* **Work to be completed**
Copy every line in the records below that contains the word "frac".

[Dataset entries]
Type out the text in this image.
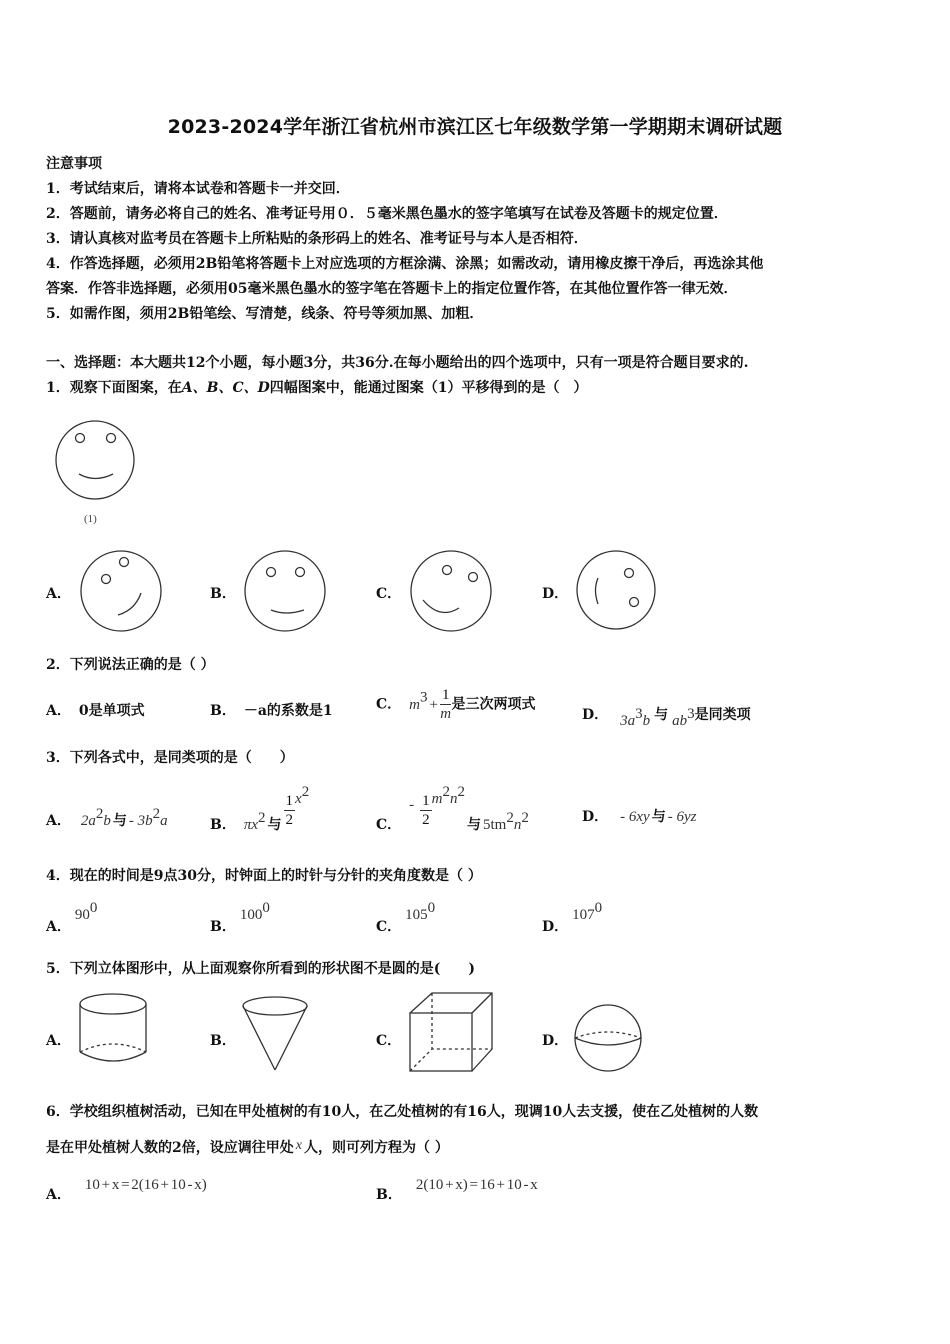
2023-2024学年浙江省杭州市滨江区七年级数学第一学期期末调研试题
注意事项
1．考试结束后，请将本试卷和答题卡一并交回．
2．答题前，请务必将自己的姓名、准考证号用０．５毫米黑色墨水的签字笔填写在试卷及答题卡的规定位置．
3．请认真核对监考员在答题卡上所粘贴的条形码上的姓名、准考证号与本人是否相符．
4．作答选择题，必须用2B铅笔将答题卡上对应选项的方框涂满、涂黑；如需改动，请用橡皮擦干净后，再选涂其他
答案．作答非选择题，必须用05毫米黑色墨水的签字笔在答题卡上的指定位置作答，在其他位置作答一律无效．
5．如需作图，须用2B铅笔绘、写清楚，线条、符号等须加黑、加粗．
一、选择题：本大题共12个小题，每小题3分，共36分.在每小题给出的四个选项中，只有一项是符合题目要求的.
1．观察下面图案，在A、B、C、D四幅图案中，能通过图案（1）平移得到的是（　）
(1)
A．	B．	C．	D．
2．下列说法正确的是（ ）
A． 0是单项式	B． －a的系数是1	C． $m^3 + \frac{1}{m}$ 是三次两项式
D． $3a^3b$ 与 $ab^3$是同类项
3．下列各式中，是同类项的是（　　）
A． $2a^2b$ 与 - $3b^2a$	B． $\pi x^2$ 与 $\frac{1}{2} x^2$
C．- $\frac{1}{2} m^2n^2$与 $5tm^2n^2$	D． - 6xy 与 - 6yz
4．现在的时间是9点30分，时钟面上的时针与分针的夹角度数是（ ）
A．$90^0$
B．$100^0$
C．$105^0$
D．$107^0$
5．下列立体图形中，从上面观察你所看到的形状图不是圆的是(　　)
A．	B．	C．	D．
6．学校组织植树活动，已知在甲处植树的有10人，在乙处植树的有16人，现调10人去支援，使在乙处植树的人数
是在甲处植树人数的2倍，设应调往甲处 x 人，则可列方程为（ ）
A．10 + x = 2(16 + 10 - x)
B．2(10 + x) = 16 + 10 - x
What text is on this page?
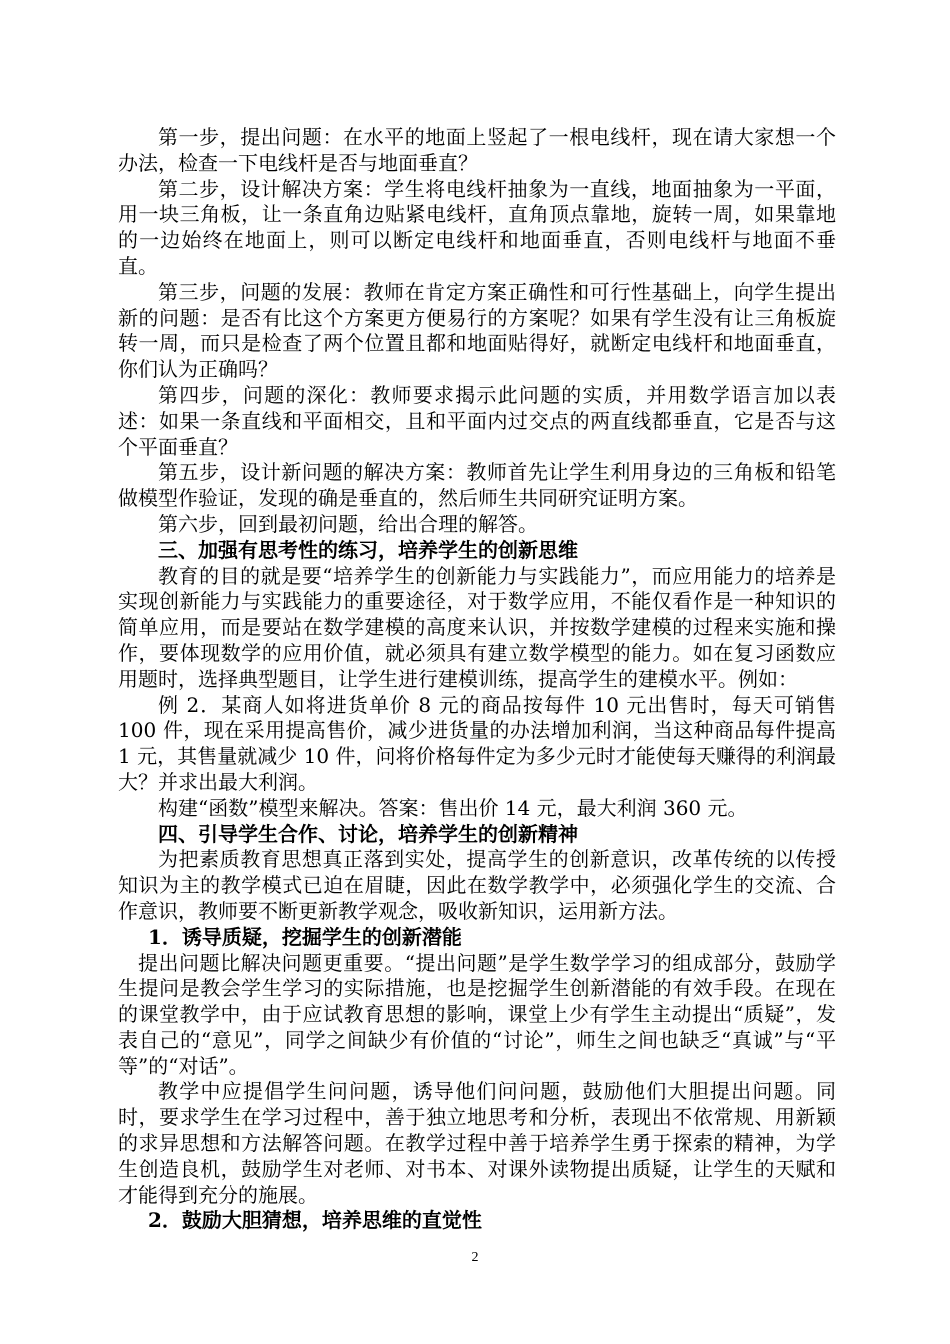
第一步，提出问题：在水平的地面上竖起了一根电线杆，现在请大家想一个办法，检查一下电线杆是否与地面垂直？

第二步，设计解决方案：学生将电线杆抽象为一直线，地面抽象为一平面，用一块三角板，让一条直角边贴紧电线杆，直角顶点靠地，旋转一周，如果靠地的一边始终在地面上，则可以断定电线杆和地面垂直，否则电线杆与地面不垂直。

第三步，问题的发展：教师在肯定方案正确性和可行性基础上，向学生提出新的问题：是否有比这个方案更方便易行的方案呢？如果有学生没有让三角板旋转一周，而只是检查了两个位置且都和地面贴得好，就断定电线杆和地面垂直，你们认为正确吗？

第四步，问题的深化：教师要求揭示此问题的实质，并用数学语言加以表述：如果一条直线和平面相交，且和平面内过交点的两直线都垂直，它是否与这个平面垂直？

第五步，设计新问题的解决方案：教师首先让学生利用身边的三角板和铅笔做模型作验证，发现的确是垂直的，然后师生共同研究证明方案。

第六步，回到最初问题，给出合理的解答。

三、加强有思考性的练习，培养学生的创新思维

教育的目的就是要“培养学生的创新能力与实践能力”，而应用能力的培养是实现创新能力与实践能力的重要途径，对于数学应用，不能仅看作是一种知识的简单应用，而是要站在数学建模的高度来认识，并按数学建模的过程来实施和操作，要体现数学的应用价值，就必须具有建立数学模型的能力。如在复习函数应用题时，选择典型题目，让学生进行建模训练，提高学生的建模水平。例如：

例 2．某商人如将进货单价 8 元的商品按每件 10 元出售时，每天可销售 100 件，现在采用提高售价，减少进货量的办法增加利润，当这种商品每件提高 1 元，其售量就减少 10 件，问将价格每件定为多少元时才能使每天赚得的利润最大？并求出最大利润。

构建“函数”模型来解决。答案：售出价 14 元，最大利润 360 元。

四、引导学生合作、讨论，培养学生的创新精神

为把素质教育思想真正落到实处，提高学生的创新意识，改革传统的以传授知识为主的教学模式已迫在眉睫，因此在数学教学中，必须强化学生的交流、合作意识，教师要不断更新教学观念，吸收新知识，运用新方法。

1．诱导质疑，挖掘学生的创新潜能

提出问题比解决问题更重要。“提出问题”是学生数学学习的组成部分，鼓励学生提问是教会学生学习的实际措施，也是挖掘学生创新潜能的有效手段。在现在的课堂教学中，由于应试教育思想的影响，课堂上少有学生主动提出“质疑”，发表自己的“意见”，同学之间缺少有价值的“讨论”，师生之间也缺乏“真诚”与“平等”的“对话”。

教学中应提倡学生问问题，诱导他们问问题，鼓励他们大胆提出问题。同时，要求学生在学习过程中，善于独立地思考和分析，表现出不依常规、用新颖的求异思想和方法解答问题。在教学过程中善于培养学生勇于探索的精神，为学生创造良机，鼓励学生对老师、对书本、对课外读物提出质疑，让学生的天赋和才能得到充分的施展。

2．鼓励大胆猜想，培养思维的直觉性

2
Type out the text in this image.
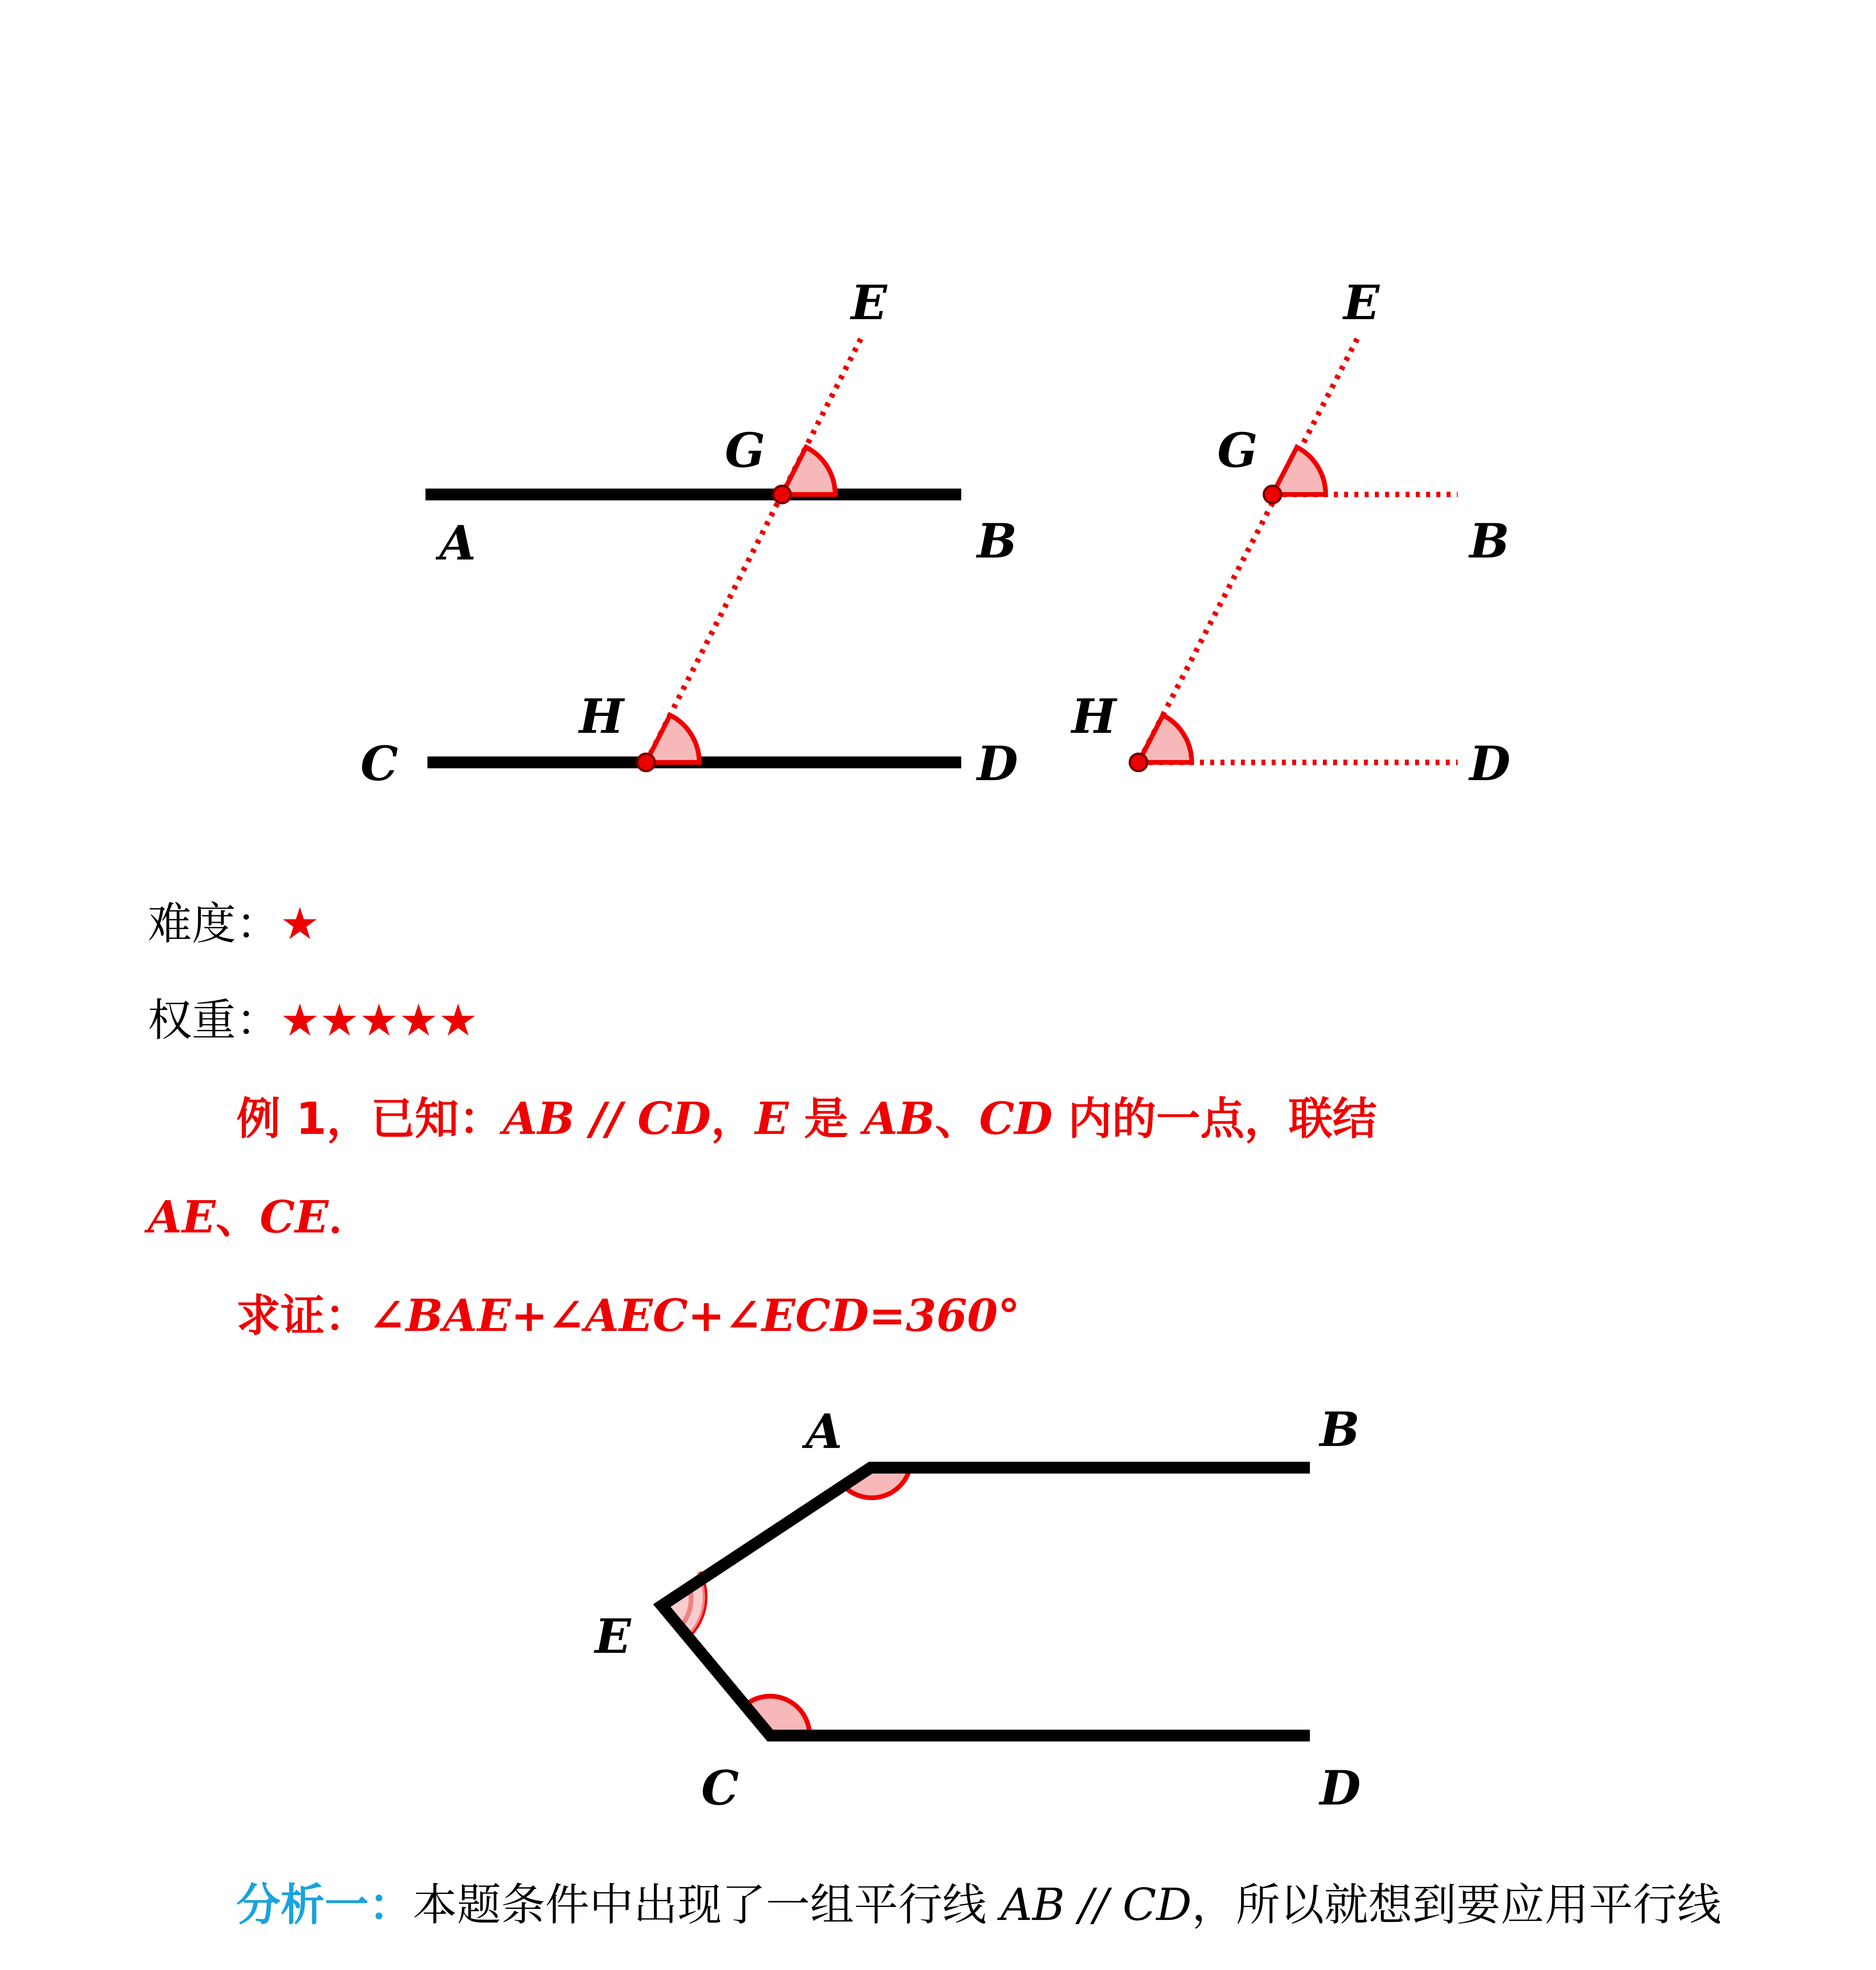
E
G
A	B
H
C	D
E
G
B
H
D
难度：★
权重：★★★★★
例 1，已知：AB // CD，E 是 AB、CD 内的一点，联结
AE、CE．
求证：∠BAE+∠AEC+∠ECD=360°
A	B
E
C	D
分析一：本题条件中出现了一组平行线 AB // CD，所以就想到要应用平行线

* **Exercise response**
A． 0是单项式	B． －a的系数是1	C． $m^3 + \frac{1}{m}$ 是三次两项式
A． $2a^2b$ 与 - $3b^2a$	B． $\pi x^2$ 与 $\frac{1}{2} x^2$
C．- $\frac{1}{2} m^2n^2$与 $5tm^2n^2$	D． - 6xy 与 - 6yz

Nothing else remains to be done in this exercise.